Here is an example dashboard answering these questions in Ardoq:

In order to create this dashboard we need to build surveys and reports first:

Building an Advanced Search Report

To answer our business questions we created two workspaces, applications, and capabilities. We want to create two searches capturing all components in these workspaces. In the screenshot below, the example search will query all components in the "Business Capability Map" and "Applications" workspaces.

To answer the business questions related to high criticality applications, we created a separate search. Notice that there is an additional rule in this search on "Criticality" equal to "high".

Building a Graph Search Report

To answer the question related to applications realizing high criticality capabilities, we must use Graph Search. The graph search below is built up like this: First I want to find all capabilities. Then I limit the search to capabilities with high criticality. Lastly, I want the search to return the applications which have a relation to these capabilities.

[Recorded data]

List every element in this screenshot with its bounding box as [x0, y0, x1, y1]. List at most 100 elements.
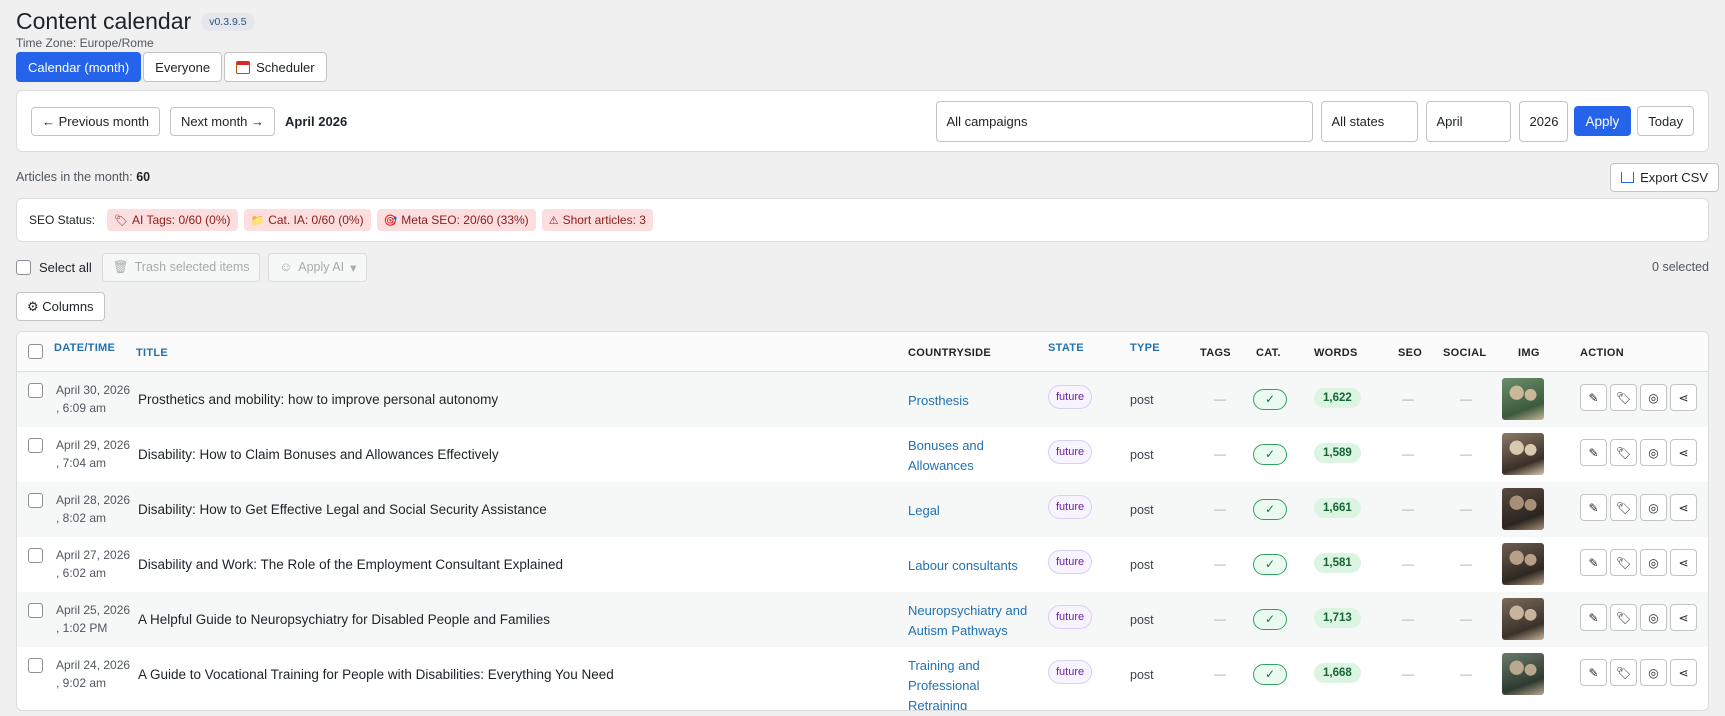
tag-icon[interactable]: 🏷 [1610, 384, 1637, 411]
row-seo: — [1402, 392, 1414, 406]
row-checkbox[interactable] [28, 438, 43, 453]
tag-icon[interactable]: 🏷 [1610, 659, 1637, 686]
export-csv-button[interactable]: Export CSV [1610, 162, 1719, 192]
share-icon[interactable]: ⋖ [1670, 659, 1697, 686]
share-icon[interactable]: ⋖ [1670, 384, 1697, 411]
share-icon[interactable]: ⋖ [1670, 439, 1697, 466]
state-badge: future [1048, 385, 1093, 409]
column-img: IMG [1518, 347, 1540, 359]
share-icon[interactable]: ⋖ [1670, 604, 1697, 631]
seo-icon[interactable]: ◎ [1640, 604, 1667, 631]
select-all-checkbox[interactable] [16, 259, 31, 275]
view-tabs: Calendar (month) Everyone Scheduler [16, 52, 1709, 82]
year-select[interactable]: 2026 [1518, 100, 1568, 142]
export-icon [1621, 171, 1635, 183]
category-check-badge: ✓ [1253, 554, 1287, 575]
row-date: April 25, 2026 [56, 603, 131, 617]
page-header: Content calendar v0.3.9.5 Time Zone: Eur… [16, 0, 1709, 82]
chip-text: Cat. IA: 0/60 (0%) [268, 213, 364, 227]
row-checkbox[interactable] [28, 658, 43, 673]
tag-icon[interactable]: 🏷 [1610, 604, 1637, 631]
row-social: — [1460, 447, 1472, 461]
row-title[interactable]: A Guide to Vocational Training for Peopl… [138, 667, 614, 682]
edit-icon[interactable]: ✎ [1580, 439, 1607, 466]
bulk-actions: Select all 🗑 Trash selected items ☺ Apply … [16, 252, 1709, 282]
tag-icon[interactable]: 🏷 [1610, 439, 1637, 466]
word-count-badge: 1,581 [1314, 553, 1361, 573]
tag-icon[interactable]: 🏷 [1610, 549, 1637, 576]
row-category-link[interactable]: Neuropsychiatry and Autism Pathways [908, 601, 1038, 641]
today-button[interactable]: Today [1637, 106, 1694, 136]
trash-selected-button[interactable]: 🗑 Trash selected items [101, 252, 261, 282]
edit-icon[interactable]: ✎ [1580, 384, 1607, 411]
row-datetime: April 30, 2026 , 6:09 am [56, 381, 130, 417]
featured-image-thumbnail[interactable] [1502, 598, 1544, 640]
column-title[interactable]: TITLE [136, 347, 168, 359]
row-title[interactable]: Disability: How to Get Effective Legal a… [138, 502, 547, 517]
featured-image-thumbnail[interactable] [1502, 488, 1544, 530]
column-type[interactable]: TYPE [1130, 342, 1160, 354]
edit-icon[interactable]: ✎ [1580, 549, 1607, 576]
category-check-badge: ✓ [1253, 444, 1287, 465]
featured-image-thumbnail[interactable] [1502, 378, 1544, 420]
row-time: , 8:02 am [56, 511, 107, 525]
tab-scheduler[interactable]: Scheduler [224, 52, 327, 82]
state-badge: future [1048, 605, 1093, 629]
row-category-link[interactable]: Training and Professional Retraining [908, 656, 1038, 710]
page-title: Content calendar [16, 8, 192, 34]
row-title[interactable]: Disability: How to Claim Bonuses and All… [138, 447, 499, 462]
trash-icon: 🗑 [112, 259, 129, 274]
export-label: Export CSV [1640, 169, 1708, 185]
row-title[interactable]: Disability and Work: The Role of the Emp… [138, 557, 563, 572]
edit-icon[interactable]: ✎ [1580, 494, 1607, 521]
featured-image-thumbnail[interactable] [1502, 433, 1544, 475]
row-category-link[interactable]: Legal [908, 501, 1038, 521]
share-icon[interactable]: ⋖ [1670, 549, 1697, 576]
column-date[interactable]: DATE/TIME [54, 342, 115, 354]
row-actions: ✎ 🏷 ◎ ⋖ [1580, 659, 1697, 686]
row-checkbox[interactable] [28, 548, 43, 563]
tab-everyone[interactable]: Everyone [143, 52, 223, 82]
column-social: SOCIAL [1443, 347, 1487, 359]
row-datetime: April 27, 2026 , 6:02 am [56, 546, 130, 582]
state-select[interactable]: All states [1320, 100, 1418, 142]
apply-button[interactable]: Apply [1573, 106, 1632, 136]
row-type: post [1130, 613, 1154, 627]
row-title[interactable]: Prosthetics and mobility: how to improve… [138, 392, 498, 407]
seo-icon[interactable]: ◎ [1640, 494, 1667, 521]
seo-icon[interactable]: ◎ [1640, 384, 1667, 411]
row-checkbox[interactable] [28, 493, 43, 508]
share-icon[interactable]: ⋖ [1670, 494, 1697, 521]
previous-month-button[interactable]: ← Previous month [31, 106, 160, 136]
seo-icon[interactable]: ◎ [1640, 659, 1667, 686]
row-social: — [1460, 612, 1472, 626]
tag-icon: 🏷 [114, 214, 128, 227]
tab-calendar-month[interactable]: Calendar (month) [16, 52, 142, 82]
row-time: , 7:04 am [56, 456, 107, 470]
edit-icon[interactable]: ✎ [1580, 659, 1607, 686]
table-row: April 28, 2026 , 8:02 am Disability: How t… [17, 482, 1708, 537]
row-seo: — [1402, 447, 1414, 461]
select-all-label: Select all [39, 259, 92, 275]
campaign-select[interactable]: All campaigns [935, 100, 1313, 142]
seo-icon[interactable]: ◎ [1640, 549, 1667, 576]
header-checkbox[interactable] [28, 344, 43, 359]
seo-icon[interactable]: ◎ [1640, 439, 1667, 466]
edit-icon[interactable]: ✎ [1580, 604, 1607, 631]
row-checkbox[interactable] [28, 603, 43, 618]
row-checkbox[interactable] [28, 383, 43, 398]
next-month-button[interactable]: Next month → [169, 106, 276, 136]
row-category-link[interactable]: Labour consultants [908, 556, 1038, 576]
featured-image-thumbnail[interactable] [1502, 543, 1544, 585]
selected-count: 0 selected [1652, 260, 1709, 274]
row-actions: ✎ 🏷 ◎ ⋖ [1580, 439, 1697, 466]
tag-icon[interactable]: 🏷 [1610, 494, 1637, 521]
columns-button[interactable]: ⚙ Columns [16, 292, 105, 321]
month-select[interactable]: April [1425, 100, 1511, 142]
featured-image-thumbnail[interactable] [1502, 653, 1544, 695]
row-category-link[interactable]: Prosthesis [908, 391, 1038, 411]
row-title[interactable]: A Helpful Guide to Neuropsychiatry for D… [138, 612, 550, 627]
row-category-link[interactable]: Bonuses and Allowances [908, 436, 1038, 476]
apply-ai-button[interactable]: ☺ Apply AI ▾ [268, 252, 368, 282]
column-state[interactable]: STATE [1048, 342, 1084, 354]
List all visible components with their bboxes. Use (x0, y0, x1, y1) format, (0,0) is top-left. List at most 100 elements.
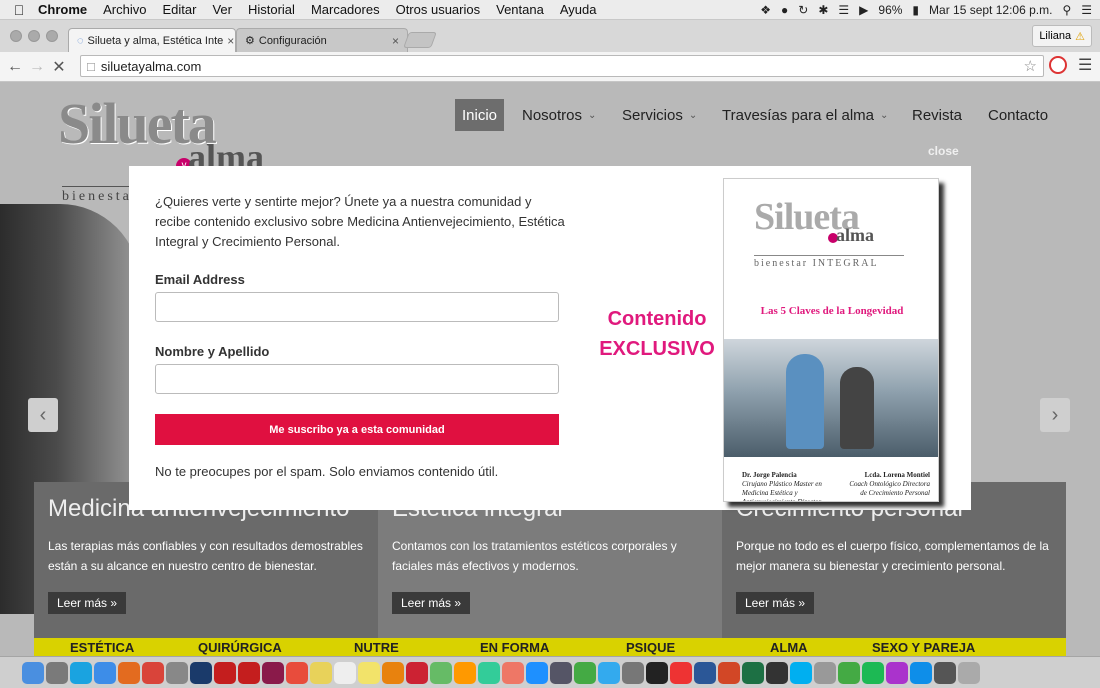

[Problem description]
From the passage on building Ardoq reports, extract verbatim the section that starts at the words "To answer our" and stops after "to these capabilities.".

[Task solution]
To answer our business questions we created two workspaces, applications, and capabilities. We want to create two searches capturing all components in these workspaces. In the screenshot below, the example search will query all components in the "Business Capability Map" and "Applications" workspaces.

To answer the business questions related to high criticality applications, we created a separate search. Notice that there is an additional rule in this search on "Criticality" equal to "high".

Building a Graph Search Report

To answer the question related to applications realizing high criticality capabilities, we must use Graph Search. The graph search below is built up like this: First I want to find all capabilities. Then I limit the search to capabilities with high criticality. Lastly, I want the search to return the applications which have a relation to these capabilities.